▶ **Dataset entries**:
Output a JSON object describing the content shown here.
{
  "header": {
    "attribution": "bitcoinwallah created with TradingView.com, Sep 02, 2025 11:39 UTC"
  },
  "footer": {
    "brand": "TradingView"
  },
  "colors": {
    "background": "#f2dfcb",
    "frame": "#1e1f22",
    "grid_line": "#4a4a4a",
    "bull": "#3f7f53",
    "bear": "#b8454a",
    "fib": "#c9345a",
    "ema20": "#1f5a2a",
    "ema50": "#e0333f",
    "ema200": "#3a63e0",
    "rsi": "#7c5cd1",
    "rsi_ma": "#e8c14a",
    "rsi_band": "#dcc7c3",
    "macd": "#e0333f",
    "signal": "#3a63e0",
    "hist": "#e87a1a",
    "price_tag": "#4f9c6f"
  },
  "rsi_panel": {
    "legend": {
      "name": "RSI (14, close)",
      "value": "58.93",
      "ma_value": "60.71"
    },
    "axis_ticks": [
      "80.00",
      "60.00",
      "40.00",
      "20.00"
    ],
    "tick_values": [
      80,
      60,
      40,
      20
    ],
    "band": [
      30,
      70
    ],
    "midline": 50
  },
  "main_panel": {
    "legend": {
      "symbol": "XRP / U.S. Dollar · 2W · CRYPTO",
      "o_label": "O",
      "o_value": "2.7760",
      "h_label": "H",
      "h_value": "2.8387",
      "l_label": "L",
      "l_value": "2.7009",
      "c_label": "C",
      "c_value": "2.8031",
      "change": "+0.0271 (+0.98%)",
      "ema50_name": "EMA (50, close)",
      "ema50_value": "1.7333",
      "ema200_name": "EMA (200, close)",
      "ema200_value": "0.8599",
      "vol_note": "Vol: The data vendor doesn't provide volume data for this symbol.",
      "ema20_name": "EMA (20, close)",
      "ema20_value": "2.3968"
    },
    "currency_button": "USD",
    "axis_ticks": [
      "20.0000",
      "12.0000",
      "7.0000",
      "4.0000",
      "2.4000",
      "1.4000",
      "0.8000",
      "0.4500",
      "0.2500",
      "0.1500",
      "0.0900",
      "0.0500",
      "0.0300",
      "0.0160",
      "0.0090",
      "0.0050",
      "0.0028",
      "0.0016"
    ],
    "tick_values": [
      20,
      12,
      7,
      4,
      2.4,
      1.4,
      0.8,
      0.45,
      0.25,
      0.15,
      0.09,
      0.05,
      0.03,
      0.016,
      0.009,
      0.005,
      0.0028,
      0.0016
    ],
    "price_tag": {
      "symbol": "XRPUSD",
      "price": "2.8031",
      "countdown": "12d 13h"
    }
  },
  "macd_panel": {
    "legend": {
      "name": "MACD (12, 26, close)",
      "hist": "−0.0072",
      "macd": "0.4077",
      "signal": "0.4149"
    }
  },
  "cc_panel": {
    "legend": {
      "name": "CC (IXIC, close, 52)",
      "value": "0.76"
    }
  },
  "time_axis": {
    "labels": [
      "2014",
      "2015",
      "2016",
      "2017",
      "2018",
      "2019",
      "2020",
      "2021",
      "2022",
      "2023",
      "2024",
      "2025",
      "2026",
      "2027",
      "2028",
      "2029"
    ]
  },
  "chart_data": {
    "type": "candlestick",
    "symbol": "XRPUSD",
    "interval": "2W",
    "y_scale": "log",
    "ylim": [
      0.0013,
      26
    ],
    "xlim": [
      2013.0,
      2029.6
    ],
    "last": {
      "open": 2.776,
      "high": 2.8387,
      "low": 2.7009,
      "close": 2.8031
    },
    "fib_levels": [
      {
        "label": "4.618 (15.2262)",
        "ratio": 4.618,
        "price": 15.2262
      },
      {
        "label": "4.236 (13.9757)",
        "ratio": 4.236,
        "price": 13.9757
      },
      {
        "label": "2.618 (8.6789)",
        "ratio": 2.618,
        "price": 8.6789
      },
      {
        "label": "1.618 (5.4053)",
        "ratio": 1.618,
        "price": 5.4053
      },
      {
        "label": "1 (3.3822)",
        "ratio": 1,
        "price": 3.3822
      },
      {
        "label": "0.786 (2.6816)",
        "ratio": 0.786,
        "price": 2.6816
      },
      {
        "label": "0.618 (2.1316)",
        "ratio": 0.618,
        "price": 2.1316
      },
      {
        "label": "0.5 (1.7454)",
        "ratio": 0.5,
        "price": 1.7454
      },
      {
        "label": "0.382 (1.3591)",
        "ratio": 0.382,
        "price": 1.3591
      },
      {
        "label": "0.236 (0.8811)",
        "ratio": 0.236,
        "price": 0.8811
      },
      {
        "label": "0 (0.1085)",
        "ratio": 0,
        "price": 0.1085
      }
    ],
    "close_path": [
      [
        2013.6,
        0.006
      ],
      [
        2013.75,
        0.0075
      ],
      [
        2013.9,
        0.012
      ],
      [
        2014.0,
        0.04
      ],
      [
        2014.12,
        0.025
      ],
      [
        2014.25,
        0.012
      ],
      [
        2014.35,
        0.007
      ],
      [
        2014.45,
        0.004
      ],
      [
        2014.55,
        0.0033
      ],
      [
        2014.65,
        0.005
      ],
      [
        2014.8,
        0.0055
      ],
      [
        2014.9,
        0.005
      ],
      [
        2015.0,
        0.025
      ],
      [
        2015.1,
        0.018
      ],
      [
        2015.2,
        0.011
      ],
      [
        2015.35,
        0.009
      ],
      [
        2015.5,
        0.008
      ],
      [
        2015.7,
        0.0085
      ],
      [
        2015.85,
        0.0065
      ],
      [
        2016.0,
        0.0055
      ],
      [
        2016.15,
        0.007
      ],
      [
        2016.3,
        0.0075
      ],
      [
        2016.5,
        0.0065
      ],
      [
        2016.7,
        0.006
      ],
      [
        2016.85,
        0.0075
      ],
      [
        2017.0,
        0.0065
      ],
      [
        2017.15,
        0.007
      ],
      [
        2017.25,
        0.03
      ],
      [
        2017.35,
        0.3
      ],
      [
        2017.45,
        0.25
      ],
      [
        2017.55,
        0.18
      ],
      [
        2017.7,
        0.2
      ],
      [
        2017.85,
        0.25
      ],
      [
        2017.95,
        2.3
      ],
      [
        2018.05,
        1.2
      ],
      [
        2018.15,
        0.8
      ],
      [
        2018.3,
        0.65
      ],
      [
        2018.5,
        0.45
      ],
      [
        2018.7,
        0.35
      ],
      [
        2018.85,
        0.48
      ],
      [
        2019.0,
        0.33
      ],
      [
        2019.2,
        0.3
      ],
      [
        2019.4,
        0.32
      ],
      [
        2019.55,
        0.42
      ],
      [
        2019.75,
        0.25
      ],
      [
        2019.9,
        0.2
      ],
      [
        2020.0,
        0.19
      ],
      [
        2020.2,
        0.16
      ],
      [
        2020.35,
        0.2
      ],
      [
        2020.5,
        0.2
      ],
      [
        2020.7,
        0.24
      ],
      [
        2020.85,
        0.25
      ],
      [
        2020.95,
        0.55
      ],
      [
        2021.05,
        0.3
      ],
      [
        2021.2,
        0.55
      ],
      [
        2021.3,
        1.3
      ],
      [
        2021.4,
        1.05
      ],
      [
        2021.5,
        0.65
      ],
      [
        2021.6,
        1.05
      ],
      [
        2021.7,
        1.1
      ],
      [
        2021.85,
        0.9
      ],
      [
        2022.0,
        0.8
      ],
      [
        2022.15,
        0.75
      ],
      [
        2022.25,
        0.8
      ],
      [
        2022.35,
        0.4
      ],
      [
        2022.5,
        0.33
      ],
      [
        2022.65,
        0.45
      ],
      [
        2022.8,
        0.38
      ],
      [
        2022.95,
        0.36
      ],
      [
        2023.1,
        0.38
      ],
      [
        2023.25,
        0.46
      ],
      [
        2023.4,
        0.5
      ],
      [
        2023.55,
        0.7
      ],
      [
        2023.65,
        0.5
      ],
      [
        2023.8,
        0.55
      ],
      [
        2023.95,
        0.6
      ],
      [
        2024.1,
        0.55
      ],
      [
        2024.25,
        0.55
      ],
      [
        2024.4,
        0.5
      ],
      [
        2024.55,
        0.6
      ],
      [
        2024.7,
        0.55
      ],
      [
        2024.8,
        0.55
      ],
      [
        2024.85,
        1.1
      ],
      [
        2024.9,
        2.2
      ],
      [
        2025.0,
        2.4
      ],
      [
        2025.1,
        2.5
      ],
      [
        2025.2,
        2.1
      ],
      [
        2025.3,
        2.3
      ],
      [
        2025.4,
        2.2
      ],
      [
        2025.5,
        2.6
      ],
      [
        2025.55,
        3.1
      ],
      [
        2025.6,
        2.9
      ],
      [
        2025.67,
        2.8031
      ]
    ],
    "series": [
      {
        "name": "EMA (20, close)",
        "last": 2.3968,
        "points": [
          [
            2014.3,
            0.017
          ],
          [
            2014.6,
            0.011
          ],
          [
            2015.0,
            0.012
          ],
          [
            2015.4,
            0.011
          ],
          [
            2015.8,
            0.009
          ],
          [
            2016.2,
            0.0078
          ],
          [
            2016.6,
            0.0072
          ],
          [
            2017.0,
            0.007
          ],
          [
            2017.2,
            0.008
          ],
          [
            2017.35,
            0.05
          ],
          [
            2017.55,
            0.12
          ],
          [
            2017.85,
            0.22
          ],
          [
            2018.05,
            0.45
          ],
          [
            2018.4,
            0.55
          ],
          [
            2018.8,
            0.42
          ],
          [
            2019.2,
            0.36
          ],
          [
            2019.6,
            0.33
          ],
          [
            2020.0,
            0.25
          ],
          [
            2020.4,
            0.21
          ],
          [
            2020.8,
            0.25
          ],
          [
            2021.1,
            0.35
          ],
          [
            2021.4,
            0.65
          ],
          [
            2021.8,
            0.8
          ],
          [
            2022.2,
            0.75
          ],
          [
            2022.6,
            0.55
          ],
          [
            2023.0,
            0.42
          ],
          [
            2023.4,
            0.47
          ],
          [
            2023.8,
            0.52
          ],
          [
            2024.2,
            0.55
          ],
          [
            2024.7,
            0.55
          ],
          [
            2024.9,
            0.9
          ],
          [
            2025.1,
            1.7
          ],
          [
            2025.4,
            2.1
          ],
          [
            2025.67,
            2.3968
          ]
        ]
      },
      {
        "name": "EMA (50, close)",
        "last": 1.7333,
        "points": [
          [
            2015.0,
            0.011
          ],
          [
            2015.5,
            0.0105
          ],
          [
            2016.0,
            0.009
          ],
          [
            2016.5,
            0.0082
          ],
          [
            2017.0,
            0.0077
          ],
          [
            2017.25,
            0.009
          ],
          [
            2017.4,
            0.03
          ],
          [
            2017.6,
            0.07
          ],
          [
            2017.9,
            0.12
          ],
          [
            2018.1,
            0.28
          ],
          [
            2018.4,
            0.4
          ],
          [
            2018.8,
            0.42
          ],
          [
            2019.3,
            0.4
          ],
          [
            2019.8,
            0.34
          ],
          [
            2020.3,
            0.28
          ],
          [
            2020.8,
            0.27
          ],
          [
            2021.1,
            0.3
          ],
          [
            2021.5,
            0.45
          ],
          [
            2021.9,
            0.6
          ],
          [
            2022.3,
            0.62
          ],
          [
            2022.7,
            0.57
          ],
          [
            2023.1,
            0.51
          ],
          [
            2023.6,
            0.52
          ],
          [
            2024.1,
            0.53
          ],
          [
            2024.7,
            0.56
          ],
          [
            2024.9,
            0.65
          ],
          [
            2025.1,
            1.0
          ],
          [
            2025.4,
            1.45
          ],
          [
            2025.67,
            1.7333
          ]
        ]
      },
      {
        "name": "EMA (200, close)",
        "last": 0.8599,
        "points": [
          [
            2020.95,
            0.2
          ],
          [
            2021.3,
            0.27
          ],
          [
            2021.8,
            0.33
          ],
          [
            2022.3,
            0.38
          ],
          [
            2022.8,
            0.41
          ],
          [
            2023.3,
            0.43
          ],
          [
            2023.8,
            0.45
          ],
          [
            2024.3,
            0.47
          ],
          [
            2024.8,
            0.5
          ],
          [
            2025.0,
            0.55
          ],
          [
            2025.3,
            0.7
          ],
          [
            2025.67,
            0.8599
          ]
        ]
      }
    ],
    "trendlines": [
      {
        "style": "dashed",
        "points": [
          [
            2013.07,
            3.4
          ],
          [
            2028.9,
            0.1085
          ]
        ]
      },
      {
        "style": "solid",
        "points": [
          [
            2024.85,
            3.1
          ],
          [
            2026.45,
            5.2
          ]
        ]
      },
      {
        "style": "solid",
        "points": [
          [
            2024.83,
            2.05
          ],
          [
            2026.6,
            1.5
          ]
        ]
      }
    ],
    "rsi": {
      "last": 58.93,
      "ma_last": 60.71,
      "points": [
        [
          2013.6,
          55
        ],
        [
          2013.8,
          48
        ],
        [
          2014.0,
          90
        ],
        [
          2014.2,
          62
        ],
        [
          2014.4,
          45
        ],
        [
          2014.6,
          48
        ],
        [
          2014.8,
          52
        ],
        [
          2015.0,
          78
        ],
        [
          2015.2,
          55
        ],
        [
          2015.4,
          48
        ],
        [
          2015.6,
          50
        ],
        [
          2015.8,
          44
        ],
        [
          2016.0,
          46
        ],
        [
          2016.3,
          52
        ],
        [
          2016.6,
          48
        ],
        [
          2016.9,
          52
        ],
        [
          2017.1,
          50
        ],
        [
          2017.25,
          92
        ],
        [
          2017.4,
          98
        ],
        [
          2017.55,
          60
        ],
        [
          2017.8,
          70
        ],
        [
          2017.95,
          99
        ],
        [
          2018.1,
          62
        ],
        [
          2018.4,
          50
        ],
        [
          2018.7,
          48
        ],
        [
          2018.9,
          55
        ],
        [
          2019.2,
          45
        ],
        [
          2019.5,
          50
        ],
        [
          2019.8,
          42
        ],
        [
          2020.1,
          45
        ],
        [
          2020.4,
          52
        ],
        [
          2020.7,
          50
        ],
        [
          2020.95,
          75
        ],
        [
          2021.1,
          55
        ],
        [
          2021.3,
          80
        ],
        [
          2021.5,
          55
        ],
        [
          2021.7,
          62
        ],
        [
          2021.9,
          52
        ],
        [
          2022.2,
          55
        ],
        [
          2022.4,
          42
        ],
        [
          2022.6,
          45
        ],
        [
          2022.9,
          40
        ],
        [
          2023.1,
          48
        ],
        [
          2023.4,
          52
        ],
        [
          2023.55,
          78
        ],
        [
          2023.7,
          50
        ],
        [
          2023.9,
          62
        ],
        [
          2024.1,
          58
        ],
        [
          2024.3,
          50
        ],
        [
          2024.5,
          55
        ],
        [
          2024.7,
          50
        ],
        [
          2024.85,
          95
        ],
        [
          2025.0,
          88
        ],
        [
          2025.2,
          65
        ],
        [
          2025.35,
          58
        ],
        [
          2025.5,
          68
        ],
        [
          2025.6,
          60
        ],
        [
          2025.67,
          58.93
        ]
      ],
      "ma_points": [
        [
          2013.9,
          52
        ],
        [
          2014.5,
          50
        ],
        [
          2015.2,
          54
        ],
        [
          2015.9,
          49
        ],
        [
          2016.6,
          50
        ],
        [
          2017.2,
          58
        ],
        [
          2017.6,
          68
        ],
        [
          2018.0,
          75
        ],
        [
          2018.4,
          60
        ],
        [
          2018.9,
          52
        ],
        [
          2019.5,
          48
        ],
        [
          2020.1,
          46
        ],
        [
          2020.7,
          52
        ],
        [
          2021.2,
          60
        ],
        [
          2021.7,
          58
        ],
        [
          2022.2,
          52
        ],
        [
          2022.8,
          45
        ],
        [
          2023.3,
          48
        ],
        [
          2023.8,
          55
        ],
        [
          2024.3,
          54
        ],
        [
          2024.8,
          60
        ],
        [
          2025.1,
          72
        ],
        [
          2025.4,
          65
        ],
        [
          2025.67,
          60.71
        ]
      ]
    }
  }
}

▶ **GOAL OF THE EXERCISE**: Show every line above in which the word "TradingView" occurs.

▶ **SOLUTION BELOW**:
    "attribution": "bitcoinwallah created with TradingView.com, Sep 02, 2025 11:39 UTC"
    "brand": "TradingView"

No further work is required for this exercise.